Exercise objective — Report all lines from the entries below in which "JSON" appears.

Records shown —
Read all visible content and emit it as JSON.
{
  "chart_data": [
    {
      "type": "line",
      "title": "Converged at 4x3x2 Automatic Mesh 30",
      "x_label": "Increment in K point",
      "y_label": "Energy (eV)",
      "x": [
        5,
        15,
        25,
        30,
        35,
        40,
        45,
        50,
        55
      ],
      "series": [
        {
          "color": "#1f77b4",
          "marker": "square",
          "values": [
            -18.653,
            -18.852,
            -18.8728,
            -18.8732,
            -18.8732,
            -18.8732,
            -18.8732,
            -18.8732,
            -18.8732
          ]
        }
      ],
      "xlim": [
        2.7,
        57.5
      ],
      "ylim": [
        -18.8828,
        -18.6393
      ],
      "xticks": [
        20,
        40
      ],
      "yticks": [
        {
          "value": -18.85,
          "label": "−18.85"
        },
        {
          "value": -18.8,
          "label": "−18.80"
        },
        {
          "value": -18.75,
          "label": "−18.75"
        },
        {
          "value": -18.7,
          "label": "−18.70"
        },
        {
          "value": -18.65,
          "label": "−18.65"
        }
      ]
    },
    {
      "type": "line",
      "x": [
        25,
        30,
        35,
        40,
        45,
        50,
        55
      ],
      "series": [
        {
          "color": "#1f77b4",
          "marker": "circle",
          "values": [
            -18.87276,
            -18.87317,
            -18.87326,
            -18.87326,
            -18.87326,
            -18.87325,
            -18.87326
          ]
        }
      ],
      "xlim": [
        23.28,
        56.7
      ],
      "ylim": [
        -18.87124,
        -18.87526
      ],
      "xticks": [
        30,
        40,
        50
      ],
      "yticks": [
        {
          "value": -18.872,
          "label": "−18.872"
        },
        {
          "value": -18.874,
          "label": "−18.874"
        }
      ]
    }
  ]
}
* * *
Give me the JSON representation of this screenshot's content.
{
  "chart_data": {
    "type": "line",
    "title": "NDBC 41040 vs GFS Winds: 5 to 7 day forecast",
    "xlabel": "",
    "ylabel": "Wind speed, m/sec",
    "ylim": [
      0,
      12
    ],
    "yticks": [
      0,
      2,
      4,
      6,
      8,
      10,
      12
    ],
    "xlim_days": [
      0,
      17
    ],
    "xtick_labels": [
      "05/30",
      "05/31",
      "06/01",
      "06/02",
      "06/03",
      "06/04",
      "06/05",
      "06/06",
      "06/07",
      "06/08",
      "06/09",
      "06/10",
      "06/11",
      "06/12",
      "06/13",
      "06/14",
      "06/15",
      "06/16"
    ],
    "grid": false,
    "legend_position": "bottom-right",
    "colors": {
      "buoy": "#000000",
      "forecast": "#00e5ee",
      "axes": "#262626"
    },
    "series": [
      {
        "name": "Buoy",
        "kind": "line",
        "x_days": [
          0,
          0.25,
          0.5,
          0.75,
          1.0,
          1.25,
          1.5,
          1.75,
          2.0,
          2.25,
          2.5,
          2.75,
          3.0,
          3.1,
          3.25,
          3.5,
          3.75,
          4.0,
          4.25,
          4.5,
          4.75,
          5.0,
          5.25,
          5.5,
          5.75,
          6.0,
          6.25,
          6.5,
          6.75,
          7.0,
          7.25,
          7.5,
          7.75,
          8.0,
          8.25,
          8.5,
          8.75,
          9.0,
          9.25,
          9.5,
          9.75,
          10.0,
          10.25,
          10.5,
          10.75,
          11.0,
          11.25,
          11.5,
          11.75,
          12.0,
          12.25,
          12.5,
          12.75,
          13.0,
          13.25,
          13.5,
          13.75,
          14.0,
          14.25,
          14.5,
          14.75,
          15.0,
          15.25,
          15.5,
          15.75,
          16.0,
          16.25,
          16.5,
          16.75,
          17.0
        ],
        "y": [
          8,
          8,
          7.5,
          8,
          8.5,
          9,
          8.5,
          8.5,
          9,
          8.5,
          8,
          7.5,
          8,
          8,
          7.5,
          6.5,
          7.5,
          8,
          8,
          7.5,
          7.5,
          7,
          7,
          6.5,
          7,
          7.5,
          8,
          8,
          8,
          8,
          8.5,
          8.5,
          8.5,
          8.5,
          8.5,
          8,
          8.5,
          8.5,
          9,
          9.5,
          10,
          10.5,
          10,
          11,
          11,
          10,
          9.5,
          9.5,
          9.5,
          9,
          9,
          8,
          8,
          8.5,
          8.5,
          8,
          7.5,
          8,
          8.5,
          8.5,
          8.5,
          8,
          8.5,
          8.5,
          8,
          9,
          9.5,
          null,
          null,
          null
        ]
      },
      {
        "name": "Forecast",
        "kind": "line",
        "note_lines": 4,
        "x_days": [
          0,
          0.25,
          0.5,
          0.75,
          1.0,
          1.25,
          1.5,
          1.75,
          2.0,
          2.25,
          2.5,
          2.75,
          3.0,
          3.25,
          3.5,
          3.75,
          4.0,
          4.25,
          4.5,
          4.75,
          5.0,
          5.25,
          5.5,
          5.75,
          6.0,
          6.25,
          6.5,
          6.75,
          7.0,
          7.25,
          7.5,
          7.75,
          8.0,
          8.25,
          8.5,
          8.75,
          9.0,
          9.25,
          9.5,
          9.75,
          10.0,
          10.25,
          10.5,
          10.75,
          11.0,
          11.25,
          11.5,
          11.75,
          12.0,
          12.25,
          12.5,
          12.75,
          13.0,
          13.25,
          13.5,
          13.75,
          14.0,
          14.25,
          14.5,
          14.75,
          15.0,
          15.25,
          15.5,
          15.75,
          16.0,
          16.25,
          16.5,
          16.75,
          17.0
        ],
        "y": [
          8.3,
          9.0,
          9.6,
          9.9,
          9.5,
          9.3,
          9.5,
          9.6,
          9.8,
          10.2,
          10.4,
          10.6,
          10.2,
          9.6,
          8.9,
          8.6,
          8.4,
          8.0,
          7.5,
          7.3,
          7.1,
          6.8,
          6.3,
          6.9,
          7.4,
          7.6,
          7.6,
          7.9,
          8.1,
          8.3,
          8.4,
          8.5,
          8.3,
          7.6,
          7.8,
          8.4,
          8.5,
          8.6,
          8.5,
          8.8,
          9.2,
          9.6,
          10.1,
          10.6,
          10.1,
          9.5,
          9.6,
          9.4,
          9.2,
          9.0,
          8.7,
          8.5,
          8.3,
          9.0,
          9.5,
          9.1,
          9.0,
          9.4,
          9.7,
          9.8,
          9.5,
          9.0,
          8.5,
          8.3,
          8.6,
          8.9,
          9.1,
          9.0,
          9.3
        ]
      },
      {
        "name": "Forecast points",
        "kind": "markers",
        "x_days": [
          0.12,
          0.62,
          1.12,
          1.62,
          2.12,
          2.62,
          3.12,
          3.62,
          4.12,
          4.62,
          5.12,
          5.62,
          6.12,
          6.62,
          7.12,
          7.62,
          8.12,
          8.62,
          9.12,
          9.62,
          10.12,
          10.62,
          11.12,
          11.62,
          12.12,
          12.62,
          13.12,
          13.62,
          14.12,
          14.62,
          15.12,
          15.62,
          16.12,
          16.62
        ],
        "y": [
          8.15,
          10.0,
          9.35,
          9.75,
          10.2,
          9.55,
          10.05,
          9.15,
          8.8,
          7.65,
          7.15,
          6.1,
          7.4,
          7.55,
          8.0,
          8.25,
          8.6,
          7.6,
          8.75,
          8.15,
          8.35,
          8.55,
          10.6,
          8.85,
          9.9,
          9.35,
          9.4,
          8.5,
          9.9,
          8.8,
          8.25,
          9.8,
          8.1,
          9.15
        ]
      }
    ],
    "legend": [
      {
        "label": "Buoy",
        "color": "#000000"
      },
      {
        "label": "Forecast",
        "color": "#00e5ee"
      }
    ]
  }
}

Task response —
Read all visible content and emit it as JSON.
Give me the JSON representation of this screenshot's content.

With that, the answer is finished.